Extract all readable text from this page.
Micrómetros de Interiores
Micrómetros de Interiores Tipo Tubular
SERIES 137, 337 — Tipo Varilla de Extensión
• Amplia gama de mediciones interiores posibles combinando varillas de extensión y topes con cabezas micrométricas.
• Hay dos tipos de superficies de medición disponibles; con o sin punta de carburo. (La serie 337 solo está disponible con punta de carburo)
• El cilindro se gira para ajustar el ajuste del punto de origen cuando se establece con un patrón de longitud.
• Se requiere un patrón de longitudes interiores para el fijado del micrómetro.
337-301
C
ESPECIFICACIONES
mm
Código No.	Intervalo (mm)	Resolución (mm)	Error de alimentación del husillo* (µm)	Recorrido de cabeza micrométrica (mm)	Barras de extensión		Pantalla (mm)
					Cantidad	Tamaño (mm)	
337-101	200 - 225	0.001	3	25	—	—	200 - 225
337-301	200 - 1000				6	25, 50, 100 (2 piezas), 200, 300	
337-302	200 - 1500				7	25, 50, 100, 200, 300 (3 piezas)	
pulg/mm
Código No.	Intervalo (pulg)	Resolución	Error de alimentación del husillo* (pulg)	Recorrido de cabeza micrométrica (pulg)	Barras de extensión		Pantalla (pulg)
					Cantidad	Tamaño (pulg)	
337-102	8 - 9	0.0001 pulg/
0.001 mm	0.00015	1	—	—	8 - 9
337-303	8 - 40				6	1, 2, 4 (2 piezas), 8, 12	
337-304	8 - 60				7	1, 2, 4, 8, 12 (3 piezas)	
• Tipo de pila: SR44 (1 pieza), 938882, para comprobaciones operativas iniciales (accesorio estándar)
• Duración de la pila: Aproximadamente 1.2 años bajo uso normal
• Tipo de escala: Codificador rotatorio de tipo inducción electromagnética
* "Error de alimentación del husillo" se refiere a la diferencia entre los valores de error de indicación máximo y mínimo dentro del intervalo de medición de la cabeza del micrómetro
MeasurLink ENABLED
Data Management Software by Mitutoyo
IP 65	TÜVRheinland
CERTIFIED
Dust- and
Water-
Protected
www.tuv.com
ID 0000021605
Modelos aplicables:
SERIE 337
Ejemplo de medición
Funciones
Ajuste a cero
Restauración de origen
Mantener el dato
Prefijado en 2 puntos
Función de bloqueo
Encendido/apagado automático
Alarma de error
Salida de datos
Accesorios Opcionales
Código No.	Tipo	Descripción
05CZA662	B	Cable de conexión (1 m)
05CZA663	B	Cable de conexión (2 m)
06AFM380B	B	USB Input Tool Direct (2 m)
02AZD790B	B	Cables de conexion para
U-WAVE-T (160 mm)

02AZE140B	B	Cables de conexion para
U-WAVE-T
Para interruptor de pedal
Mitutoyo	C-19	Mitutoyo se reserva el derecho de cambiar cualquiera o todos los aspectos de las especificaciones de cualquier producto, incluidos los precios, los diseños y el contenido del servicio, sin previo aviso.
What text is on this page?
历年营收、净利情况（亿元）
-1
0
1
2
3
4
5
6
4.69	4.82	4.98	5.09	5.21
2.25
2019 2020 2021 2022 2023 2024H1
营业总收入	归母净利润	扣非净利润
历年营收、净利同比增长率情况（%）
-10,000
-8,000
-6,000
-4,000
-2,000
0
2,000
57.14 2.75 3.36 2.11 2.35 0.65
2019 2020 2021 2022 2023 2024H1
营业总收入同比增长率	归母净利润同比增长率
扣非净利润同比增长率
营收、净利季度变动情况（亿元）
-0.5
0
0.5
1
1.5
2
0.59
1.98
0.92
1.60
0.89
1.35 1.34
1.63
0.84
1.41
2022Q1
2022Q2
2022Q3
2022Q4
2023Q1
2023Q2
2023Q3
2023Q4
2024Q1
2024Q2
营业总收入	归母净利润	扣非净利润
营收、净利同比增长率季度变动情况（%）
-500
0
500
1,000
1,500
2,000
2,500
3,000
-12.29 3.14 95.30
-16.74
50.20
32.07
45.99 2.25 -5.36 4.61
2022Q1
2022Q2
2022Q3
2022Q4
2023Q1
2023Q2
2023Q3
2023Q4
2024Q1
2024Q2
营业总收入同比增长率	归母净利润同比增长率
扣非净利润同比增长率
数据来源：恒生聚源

Instructions to follow:
Each line of the listing should be echoed back exactly.

Task result:
Extract all readable text from this page.
Micrómetros de Interiores
Micrómetros de Interiores Tipo Tubular
SERIES 137, 337 — Tipo Varilla de Extensión
• Amplia gama de mediciones interiores posibles combinando varillas de extensión y topes con cabezas micrométricas.
• Hay dos tipos de superficies de medición disponibles; con o sin punta de carburo. (La serie 337 solo está disponible con punta de carburo)
• El cilindro se gira para ajustar el ajuste del punto de origen cuando se establece con un patrón de longitud.
• Se requiere un patrón de longitudes interiores para el fijado del micrómetro.
337-301
C
ESPECIFICACIONES
mm
Código No.	Intervalo (mm)	Resolución (mm)	Error de alimentación del husillo* (µm)	Recorrido de cabeza micrométrica (mm)	Barras de extensión		Pantalla (mm)
					Cantidad	Tamaño (mm)	
337-101	200 - 225	0.001	3	25	—	—	200 - 225
337-301	200 - 1000				6	25, 50, 100 (2 piezas), 200, 300	
337-302	200 - 1500				7	25, 50, 100, 200, 300 (3 piezas)	
pulg/mm
Código No.	Intervalo (pulg)	Resolución	Error de alimentación del husillo* (pulg)	Recorrido de cabeza micrométrica (pulg)	Barras de extensión		Pantalla (pulg)
					Cantidad	Tamaño (pulg)	
337-102	8 - 9	0.0001 pulg/
0.001 mm	0.00015	1	—	—	8 - 9
337-303	8 - 40				6	1, 2, 4 (2 piezas), 8, 12	
337-304	8 - 60				7	1, 2, 4, 8, 12 (3 piezas)	
• Tipo de pila: SR44 (1 pieza), 938882, para comprobaciones operativas iniciales (accesorio estándar)
• Duración de la pila: Aproximadamente 1.2 años bajo uso normal
• Tipo de escala: Codificador rotatorio de tipo inducción electromagnética
* "Error de alimentación del husillo" se refiere a la diferencia entre los valores de error de indicación máximo y mínimo dentro del intervalo de medición de la cabeza del micrómetro
MeasurLink ENABLED
Data Management Software by Mitutoyo
IP 65	TÜVRheinland
CERTIFIED
Dust- and
Water-
Protected
www.tuv.com
ID 0000021605
Modelos aplicables:
SERIE 337
Ejemplo de medición
Funciones
Ajuste a cero
Restauración de origen
Mantener el dato
Prefijado en 2 puntos
Función de bloqueo
Encendido/apagado automático
Alarma de error
Salida de datos
Accesorios Opcionales
Código No.	Tipo	Descripción
05CZA662	B	Cable de conexión (1 m)
05CZA663	B	Cable de conexión (2 m)
06AFM380B	B	USB Input Tool Direct (2 m)
02AZD790B	B	Cables de conexion para
U-WAVE-T (160 mm)

02AZE140B	B	Cables de conexion para
U-WAVE-T
Para interruptor de pedal
Mitutoyo	C-19	Mitutoyo se reserva el derecho de cambiar cualquiera o todos los aspectos de las especificaciones de cualquier producto, incluidos los precios, los diseños y el contenido del servicio, sin previo aviso.
What text is on this page?
历年营收、净利情况（亿元）
-1
0
1
2
3
4
5
6
4.69	4.82	4.98	5.09	5.21
2.25
2019 2020 2021 2022 2023 2024H1
营业总收入	归母净利润	扣非净利润
历年营收、净利同比增长率情况（%）
-10,000
-8,000
-6,000
-4,000
-2,000
0
2,000
57.14 2.75 3.36 2.11 2.35 0.65
2019 2020 2021 2022 2023 2024H1
营业总收入同比增长率	归母净利润同比增长率
扣非净利润同比增长率
营收、净利季度变动情况（亿元）
-0.5
0
0.5
1
1.5
2
0.59
1.98
0.92
1.60
0.89
1.35 1.34
1.63
0.84
1.41
2022Q1
2022Q2
2022Q3
2022Q4
2023Q1
2023Q2
2023Q3
2023Q4
2024Q1
2024Q2
营业总收入	归母净利润	扣非净利润
营收、净利同比增长率季度变动情况（%）
-500
0
500
1,000
1,500
2,000
2,500
3,000
-12.29 3.14 95.30
-16.74
50.20
32.07
45.99 2.25 -5.36 4.61
2022Q1
2022Q2
2022Q3
2022Q4
2023Q1
2023Q2
2023Q3
2023Q4
2024Q1
2024Q2
营业总收入同比增长率	归母净利润同比增长率
扣非净利润同比增长率
数据来源：恒生聚源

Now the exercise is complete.